* Begin Records to process *
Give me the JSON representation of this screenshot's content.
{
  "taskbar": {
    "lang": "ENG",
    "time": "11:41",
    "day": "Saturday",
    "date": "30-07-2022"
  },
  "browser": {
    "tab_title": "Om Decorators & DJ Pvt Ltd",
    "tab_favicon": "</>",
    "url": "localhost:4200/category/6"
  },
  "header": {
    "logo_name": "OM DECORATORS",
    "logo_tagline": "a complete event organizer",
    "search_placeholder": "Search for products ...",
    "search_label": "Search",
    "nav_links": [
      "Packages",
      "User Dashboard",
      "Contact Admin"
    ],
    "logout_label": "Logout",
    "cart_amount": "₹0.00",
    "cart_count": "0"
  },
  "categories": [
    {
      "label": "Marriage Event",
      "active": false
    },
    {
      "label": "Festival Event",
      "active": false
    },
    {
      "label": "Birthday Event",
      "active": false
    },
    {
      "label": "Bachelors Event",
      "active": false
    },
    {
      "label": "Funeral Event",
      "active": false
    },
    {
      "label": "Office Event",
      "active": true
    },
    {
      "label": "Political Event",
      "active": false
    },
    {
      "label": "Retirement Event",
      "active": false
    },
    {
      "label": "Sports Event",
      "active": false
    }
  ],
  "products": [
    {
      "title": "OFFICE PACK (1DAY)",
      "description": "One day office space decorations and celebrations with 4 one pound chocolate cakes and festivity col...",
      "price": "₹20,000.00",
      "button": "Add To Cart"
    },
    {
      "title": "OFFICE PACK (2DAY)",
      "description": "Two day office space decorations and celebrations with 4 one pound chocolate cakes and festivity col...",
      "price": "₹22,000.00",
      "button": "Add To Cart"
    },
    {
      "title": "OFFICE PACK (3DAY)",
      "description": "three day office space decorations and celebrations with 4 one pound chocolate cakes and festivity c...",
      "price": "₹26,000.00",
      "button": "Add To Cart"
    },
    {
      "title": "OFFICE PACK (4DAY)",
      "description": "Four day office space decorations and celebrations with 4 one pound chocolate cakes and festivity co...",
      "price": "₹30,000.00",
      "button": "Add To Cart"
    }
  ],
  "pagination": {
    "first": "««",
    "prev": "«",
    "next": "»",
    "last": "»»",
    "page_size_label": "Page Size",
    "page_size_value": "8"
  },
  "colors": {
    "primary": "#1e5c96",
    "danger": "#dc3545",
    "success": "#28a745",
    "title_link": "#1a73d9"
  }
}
* End Records to process *
• _Task directions_: The records above must be output exactly, in full.

• _Correct output_:
Give me the JSON representation of this screenshot's content.
{
  "taskbar": {
    "lang": "ENG",
    "time": "11:41",
    "day": "Saturday",
    "date": "30-07-2022"
  },
  "browser": {
    "tab_title": "Om Decorators & DJ Pvt Ltd",
    "tab_favicon": "</>",
    "url": "localhost:4200/category/6"
  },
  "header": {
    "logo_name": "OM DECORATORS",
    "logo_tagline": "a complete event organizer",
    "search_placeholder": "Search for products ...",
    "search_label": "Search",
    "nav_links": [
      "Packages",
      "User Dashboard",
      "Contact Admin"
    ],
    "logout_label": "Logout",
    "cart_amount": "₹0.00",
    "cart_count": "0"
  },
  "categories": [
    {
      "label": "Marriage Event",
      "active": false
    },
    {
      "label": "Festival Event",
      "active": false
    },
    {
      "label": "Birthday Event",
      "active": false
    },
    {
      "label": "Bachelors Event",
      "active": false
    },
    {
      "label": "Funeral Event",
      "active": false
    },
    {
      "label": "Office Event",
      "active": true
    },
    {
      "label": "Political Event",
      "active": false
    },
    {
      "label": "Retirement Event",
      "active": false
    },
    {
      "label": "Sports Event",
      "active": false
    }
  ],
  "products": [
    {
      "title": "OFFICE PACK (1DAY)",
      "description": "One day office space decorations and celebrations with 4 one pound chocolate cakes and festivity col...",
      "price": "₹20,000.00",
      "button": "Add To Cart"
    },
    {
      "title": "OFFICE PACK (2DAY)",
      "description": "Two day office space decorations and celebrations with 4 one pound chocolate cakes and festivity col...",
      "price": "₹22,000.00",
      "button": "Add To Cart"
    },
    {
      "title": "OFFICE PACK (3DAY)",
      "description": "three day office space decorations and celebrations with 4 one pound chocolate cakes and festivity c...",
      "price": "₹26,000.00",
      "button": "Add To Cart"
    },
    {
      "title": "OFFICE PACK (4DAY)",
      "description": "Four day office space decorations and celebrations with 4 one pound chocolate cakes and festivity co...",
      "price": "₹30,000.00",
      "button": "Add To Cart"
    }
  ],
  "pagination": {
    "first": "««",
    "prev": "«",
    "next": "»",
    "last": "»»",
    "page_size_label": "Page Size",
    "page_size_value": "8"
  },
  "colors": {
    "primary": "#1e5c96",
    "danger": "#dc3545",
    "success": "#28a745",
    "title_link": "#1a73d9"
  }
}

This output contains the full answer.